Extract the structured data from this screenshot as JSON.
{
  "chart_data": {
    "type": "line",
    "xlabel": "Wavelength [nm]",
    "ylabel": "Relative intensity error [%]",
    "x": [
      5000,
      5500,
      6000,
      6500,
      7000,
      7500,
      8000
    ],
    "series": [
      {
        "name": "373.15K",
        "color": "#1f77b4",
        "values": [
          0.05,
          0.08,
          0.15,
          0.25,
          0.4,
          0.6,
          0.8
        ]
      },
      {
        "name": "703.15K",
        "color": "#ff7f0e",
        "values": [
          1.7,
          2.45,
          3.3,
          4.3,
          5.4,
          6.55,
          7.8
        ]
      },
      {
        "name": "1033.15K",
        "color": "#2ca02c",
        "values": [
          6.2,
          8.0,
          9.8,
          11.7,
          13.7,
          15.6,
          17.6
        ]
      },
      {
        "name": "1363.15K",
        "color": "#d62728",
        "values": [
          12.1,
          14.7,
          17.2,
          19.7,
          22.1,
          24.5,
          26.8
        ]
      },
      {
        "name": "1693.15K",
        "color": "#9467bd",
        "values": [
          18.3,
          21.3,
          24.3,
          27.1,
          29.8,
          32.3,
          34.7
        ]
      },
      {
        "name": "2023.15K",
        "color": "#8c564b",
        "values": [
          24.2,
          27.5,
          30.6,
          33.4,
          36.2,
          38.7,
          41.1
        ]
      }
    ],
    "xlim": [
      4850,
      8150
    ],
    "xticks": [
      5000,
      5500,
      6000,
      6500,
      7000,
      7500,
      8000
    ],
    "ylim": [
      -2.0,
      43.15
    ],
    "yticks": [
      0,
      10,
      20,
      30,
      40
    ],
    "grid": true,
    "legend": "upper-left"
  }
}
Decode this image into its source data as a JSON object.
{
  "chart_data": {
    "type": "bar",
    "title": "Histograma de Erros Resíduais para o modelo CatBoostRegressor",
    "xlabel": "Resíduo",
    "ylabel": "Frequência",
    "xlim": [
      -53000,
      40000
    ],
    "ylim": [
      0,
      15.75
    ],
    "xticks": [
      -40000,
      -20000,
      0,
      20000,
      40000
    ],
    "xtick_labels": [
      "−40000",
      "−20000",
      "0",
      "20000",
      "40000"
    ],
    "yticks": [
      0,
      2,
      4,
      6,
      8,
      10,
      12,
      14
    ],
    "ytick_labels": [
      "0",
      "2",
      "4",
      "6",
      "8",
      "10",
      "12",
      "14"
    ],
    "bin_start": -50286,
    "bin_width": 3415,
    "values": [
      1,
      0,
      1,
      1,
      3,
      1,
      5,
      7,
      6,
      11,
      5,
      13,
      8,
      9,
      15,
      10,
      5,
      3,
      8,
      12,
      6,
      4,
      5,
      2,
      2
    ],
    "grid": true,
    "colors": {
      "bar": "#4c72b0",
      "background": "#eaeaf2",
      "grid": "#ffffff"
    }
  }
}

========================================

What this task involves: Gather each line from the listing above that holds "xlabel".

Finished task:
    "xlabel": "Wavelength [nm]",
    "xlabel": "Resíduo",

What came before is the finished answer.